*What needs to be done*
Please quote the part of the traffic-stop analysis text starting with "# Create a line" and going on through "changed over time.", word for word.

*Text provided*
┄┄┄┄┄┄

We'll first check to see how many times "Protective Frisk" was the only search type. Then, we'll use a string method to locate all instances in which the driver was frisked.
# Count the 'search_type' values
display(ri.search_type.value_counts())
# Check if 'search_type' contains the string 'Protective Frisk'
ri['frisk'] = ri.search_type.str.contains('Protective Frisk', na=False)
# Check the data type of 'frisk'
print(ri.frisk.dtype)
# Take the sum of 'frisk'
print(ri.frisk.sum())
It looks like there were 303 drivers who were frisked. Next, we'll examine whether gender affects who is frisked.
Comparing frisk rates by gender
We'll compare the rates at which female and male drivers are frisked during a search. Are males frisked more often than females, perhaps because police officers consider them to be higher risk?
Before doing any calculations, it's important to filter the DataFrame to only include the relevant subset of data, namely stops in which a search was conducted.
# Create a DataFrame of stops in which a search was conducted
searched = ri[ri.search_conducted == True]
# Calculate the overall frisk rate by taking the mean of 'frisk'
print(searched.frisk.mean())
# Calculate the frisk rate for each gender
searched.groupby("driver_gender").frisk.mean()
The frisk rate is higher for males than for females, though we can't conclude that this difference is caused by the driver's gender.
Visual exploratory data analysis
Are you more likely to get arrested at a certain time of day? Are drug-related stops on the rise? We will answer these and other questions by analyzing the dataset visually, since plots can help us to understand trends in a way that examining the raw data cannot.
Does time of the day affect arrest rate?
Calculating the hourly arrest rate
When a police officer stops a driver, a small percentage of those stops ends in an arrest. This is known as the arrest rate. We'll find out whether the arrest rate varies by time of day.
First, we'll calculate the arrest rate across all stops in the ri
DataFrame. Then, we'll calculate the hourly arrest rate by using the hour attribute of the index. The hour ranges from 0 to 23, in which:
- 0 = midnight
- 12 = noon
- 23 = 11 PM
# Calculate the overall arrest rate
print(ri.is_arrested.mean())
# Calculate the hourly arrest rate
# Save the hourly arrest rate
hourly_arrest_rate = ri.groupby(ri.index.hour).is_arrested.mean()
hourly_arrest_rate
Next we'll plot the data so that you can visually examine the arrest rate trends.
Plotting the hourly arrest rate
We'll create a line plot from the hourly_arrest_rate
object.
# Create a line plot of 'hourly_arrest_rate'
hourly_arrest_rate.plot()
# Add the xlabel, ylabel, and title
plt.xlabel("Hour")
plt.ylabel("Arrest Rate")
plt.title("Arrest Rate by Time of Day")
# Display the plot
plt.show()
The arrest rate has a significant spike overnight, and then dips in the early morning hours.
Are drug-related stops on the rise?
Plotting drug-related stops
In a small portion of traffic stops, drugs are found in the vehicle during a search. In this exercise, you'll assess whether these drug-related stops are becoming more common over time.
The Boolean column drugs_related_stop
indicates whether drugs were found during a given stop. We'll calculate the annual drug rate by resampling this column, and then we'll use a line plot to visualize how the rate has changed over time.

┄┄┄┄┄┄

*Recorded data*
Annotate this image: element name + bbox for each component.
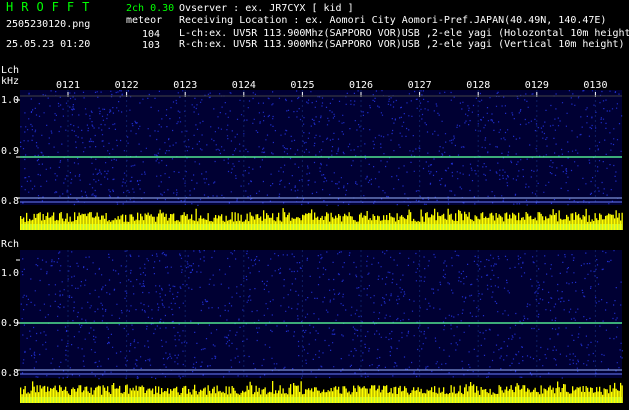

┄┄┄┄┄┄

*Problem solution*
# Create a line plot of 'hourly_arrest_rate'
hourly_arrest_rate.plot()
# Add the xlabel, ylabel, and title
plt.xlabel("Hour")
plt.ylabel("Arrest Rate")
plt.title("Arrest Rate by Time of Day")
# Display the plot
plt.show()
The arrest rate has a significant spike overnight, and then dips in the early morning hours.
Are drug-related stops on the rise?
Plotting drug-related stops
In a small portion of traffic stops, drugs are found in the vehicle during a search. In this exercise, you'll assess whether these drug-related stops are becoming more common over time.
The Boolean column drugs_related_stop
indicates whether drugs were found during a given stop. We'll calculate the annual drug rate by resampling this column, and then we'll use a line plot to visualize how the rate has changed over time.